Dataset records:
────

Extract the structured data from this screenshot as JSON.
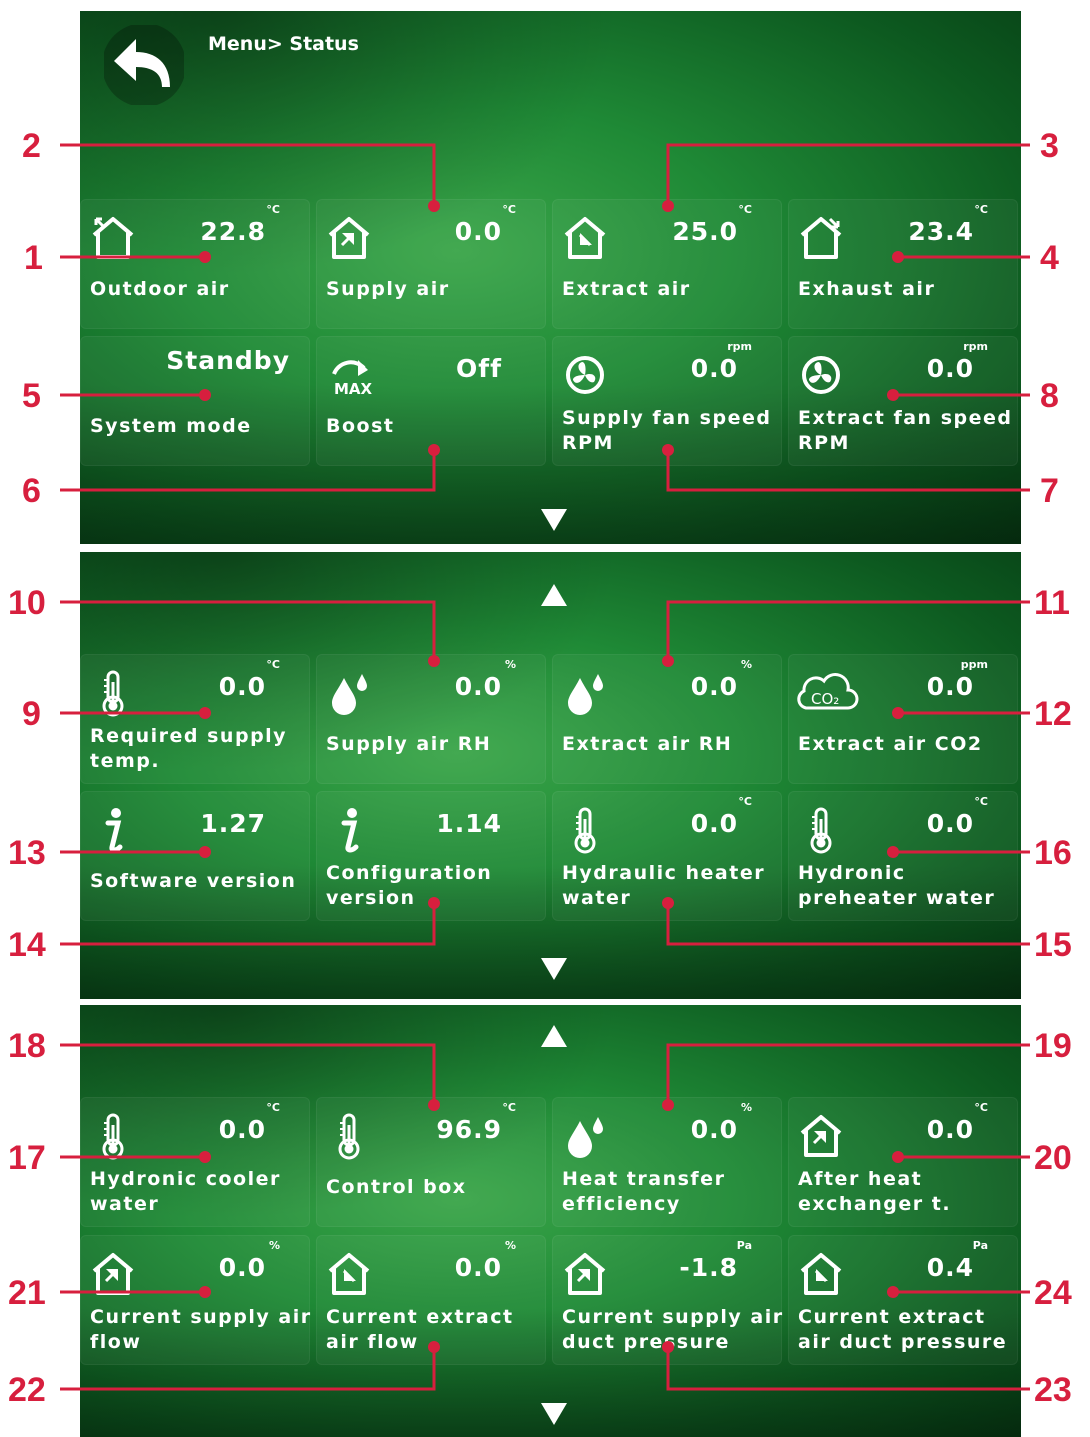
{
  "header": {
    "breadcrumb": "Menu> Status"
  },
  "colors": {
    "accent": "#d71f3e",
    "background": "#1f8a36"
  },
  "screens": [
    {
      "tiles": [
        {
          "icon": "outdoor-air-icon",
          "label": "Outdoor air",
          "value": "22.8",
          "unit": "°C"
        },
        {
          "icon": "supply-air-icon",
          "label": "Supply air",
          "value": "0.0",
          "unit": "°C"
        },
        {
          "icon": "extract-air-icon",
          "label": "Extract air",
          "value": "25.0",
          "unit": "°C"
        },
        {
          "icon": "exhaust-air-icon",
          "label": "Exhaust air",
          "value": "23.4",
          "unit": "°C"
        },
        {
          "icon": "none",
          "label": "System mode",
          "value": "Standby",
          "unit": ""
        },
        {
          "icon": "boost-max-icon",
          "label": "Boost",
          "value": "Off",
          "unit": ""
        },
        {
          "icon": "fan-icon",
          "label": "Supply fan speed RPM",
          "value": "0.0",
          "unit": "rpm"
        },
        {
          "icon": "fan-icon",
          "label": "Extract fan speed RPM",
          "value": "0.0",
          "unit": "rpm"
        }
      ]
    },
    {
      "tiles": [
        {
          "icon": "thermometer-icon",
          "label": "Required supply temp.",
          "value": "0.0",
          "unit": "°C"
        },
        {
          "icon": "humidity-drops-icon",
          "label": "Supply air RH",
          "value": "0.0",
          "unit": "%"
        },
        {
          "icon": "humidity-drops-icon",
          "label": "Extract air RH",
          "value": "0.0",
          "unit": "%"
        },
        {
          "icon": "co2-cloud-icon",
          "label": "Extract air CO2",
          "value": "0.0",
          "unit": "ppm"
        },
        {
          "icon": "info-icon",
          "label": "Software version",
          "value": "1.27",
          "unit": ""
        },
        {
          "icon": "info-icon",
          "label": "Configuration version",
          "value": "1.14",
          "unit": ""
        },
        {
          "icon": "thermometer-icon",
          "label": "Hydraulic heater water",
          "value": "0.0",
          "unit": "°C"
        },
        {
          "icon": "thermometer-icon",
          "label": "Hydronic preheater water",
          "value": "0.0",
          "unit": "°C"
        }
      ]
    },
    {
      "tiles": [
        {
          "icon": "thermometer-icon",
          "label": "Hydronic cooler water",
          "value": "0.0",
          "unit": "°C"
        },
        {
          "icon": "thermometer-icon",
          "label": "Control box",
          "value": "96.9",
          "unit": "°C"
        },
        {
          "icon": "humidity-drops-icon",
          "label": "Heat transfer efficiency",
          "value": "0.0",
          "unit": "%"
        },
        {
          "icon": "house-arrow-icon",
          "label": "After heat exchanger t.",
          "value": "0.0",
          "unit": "°C"
        },
        {
          "icon": "house-arrow-icon",
          "label": "Current supply air flow",
          "value": "0.0",
          "unit": "%"
        },
        {
          "icon": "house-arrow-icon",
          "label": "Current extract air flow",
          "value": "0.0",
          "unit": "%"
        },
        {
          "icon": "house-arrow-icon",
          "label": "Current supply air duct pressure",
          "value": "-1.8",
          "unit": "Pa"
        },
        {
          "icon": "house-arrow-icon",
          "label": "Current extract air duct pressure",
          "value": "0.4",
          "unit": "Pa"
        }
      ]
    }
  ],
  "annotations": [
    "1",
    "2",
    "3",
    "4",
    "5",
    "6",
    "7",
    "8",
    "9",
    "10",
    "11",
    "12",
    "13",
    "14",
    "15",
    "16",
    "17",
    "18",
    "19",
    "20",
    "21",
    "22",
    "23",
    "24"
  ]
}
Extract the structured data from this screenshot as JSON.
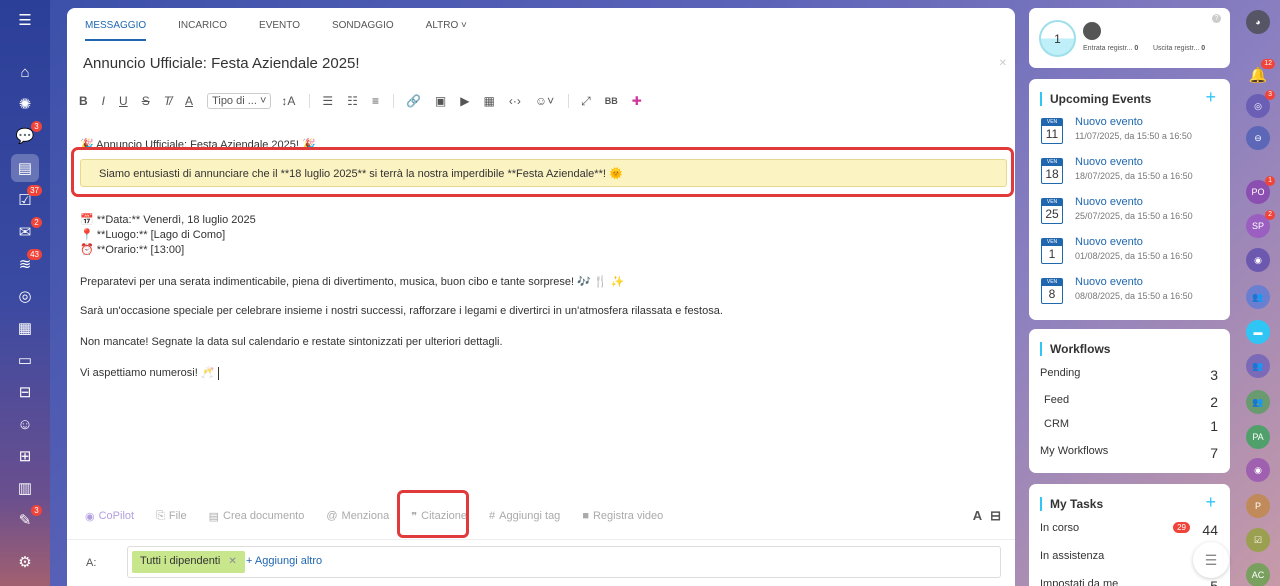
{
  "tabs": [
    "MESSAGGIO",
    "INCARICO",
    "EVENTO",
    "SONDAGGIO",
    "ALTRO ˅"
  ],
  "post": {
    "title": "Annuncio Ufficiale: Festa Aziendale 2025!",
    "style_select": "Tipo di ...",
    "heading_line": "🎉 Annuncio Ufficiale: Festa Aziendale 2025! 🎉",
    "quote": "Siamo entusiasti di annunciare che il **18 luglio 2025** si terrà la nostra imperdibile **Festa Aziendale**! 🌞",
    "data_line": "📅 **Data:** Venerdì, 18 luglio 2025",
    "luogo_line": "📍 **Luogo:** [Lago di Como]",
    "orario_line": "⏰ **Orario:** [13:00]",
    "para1": "Preparatevi per una serata indimenticabile, piena di divertimento, musica, buon cibo e tante sorprese! 🎶 🍴 ✨",
    "para2": "Sarà un'occasione speciale per celebrare insieme i nostri successi, rafforzare i legami e divertirci in un'atmosfera rilassata e festosa.",
    "para3": "Non mancate! Segnate la data sul calendario e restate sintonizzati per ulteriori dettagli.",
    "para4": "Vi aspettiamo numerosi! 🥂"
  },
  "actions": {
    "copilot": "CoPilot",
    "file": "File",
    "doc": "Crea documento",
    "mention": "Menziona",
    "quote": "Citazione",
    "tag": "Aggiungi tag",
    "video": "Registra video"
  },
  "recipients": {
    "label": "A:",
    "chip": "Tutti i dipendenti",
    "add_more": "+ Aggiungi altro"
  },
  "timeman": {
    "count": "1",
    "entrata": "Entrata registr...",
    "entrata_v": "0",
    "uscita": "Uscita registr...",
    "uscita_v": "0"
  },
  "events": {
    "title": "Upcoming Events",
    "items": [
      {
        "day": "VEN",
        "num": "11",
        "name": "Nuovo evento",
        "time": "11/07/2025, da 15:50 a 16:50"
      },
      {
        "day": "VEN",
        "num": "18",
        "name": "Nuovo evento",
        "time": "18/07/2025, da 15:50 a 16:50"
      },
      {
        "day": "VEN",
        "num": "25",
        "name": "Nuovo evento",
        "time": "25/07/2025, da 15:50 a 16:50"
      },
      {
        "day": "VEN",
        "num": "1",
        "name": "Nuovo evento",
        "time": "01/08/2025, da 15:50 a 16:50"
      },
      {
        "day": "VEN",
        "num": "8",
        "name": "Nuovo evento",
        "time": "08/08/2025, da 15:50 a 16:50"
      }
    ]
  },
  "workflows": {
    "title": "Workflows",
    "pending": "Pending",
    "pending_v": "3",
    "feed": "Feed",
    "feed_v": "2",
    "crm": "CRM",
    "crm_v": "1",
    "mine": "My Workflows",
    "mine_v": "7"
  },
  "tasks": {
    "title": "My Tasks",
    "in_progress": "In corso",
    "in_progress_badge": "29",
    "in_progress_v": "44",
    "assist": "In assistenza",
    "set_by_me": "Impostati da me",
    "set_by_me_v": "5"
  },
  "left_badges": {
    "feed": "3",
    "tasks": "37",
    "mail": "2",
    "tele": "43",
    "sign": "3"
  },
  "right_badges": {
    "bell": "12",
    "pulse": "3",
    "po": "1",
    "sp": "2"
  },
  "right_avatars": {
    "po": "PO",
    "sp": "SP",
    "pa": "PA",
    "p": "P",
    "ac": "AC"
  },
  "colors": {
    "accent": "#2067b0",
    "highlight": "#e03a3a",
    "quote_bg": "#fcf3c2",
    "chip": "#c8e68c"
  }
}
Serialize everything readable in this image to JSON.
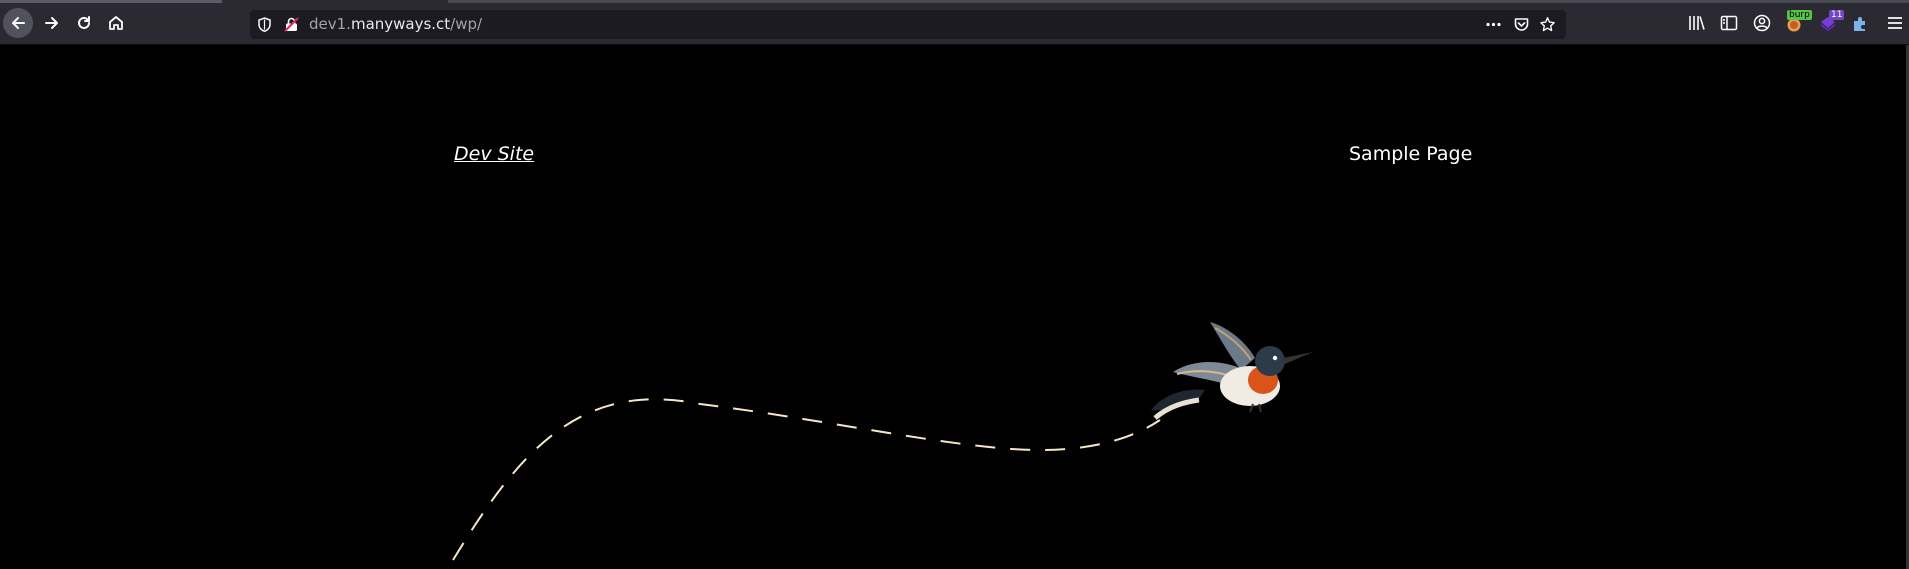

────

= Work to do =
Pick out the lines containing the word "Current" and show them.

= Task solution =
          "label": "Current supply air flow",
          "label": "Current extract air flow",
          "label": "Current supply air duct pressure",
          "label": "Current extract air duct pressure",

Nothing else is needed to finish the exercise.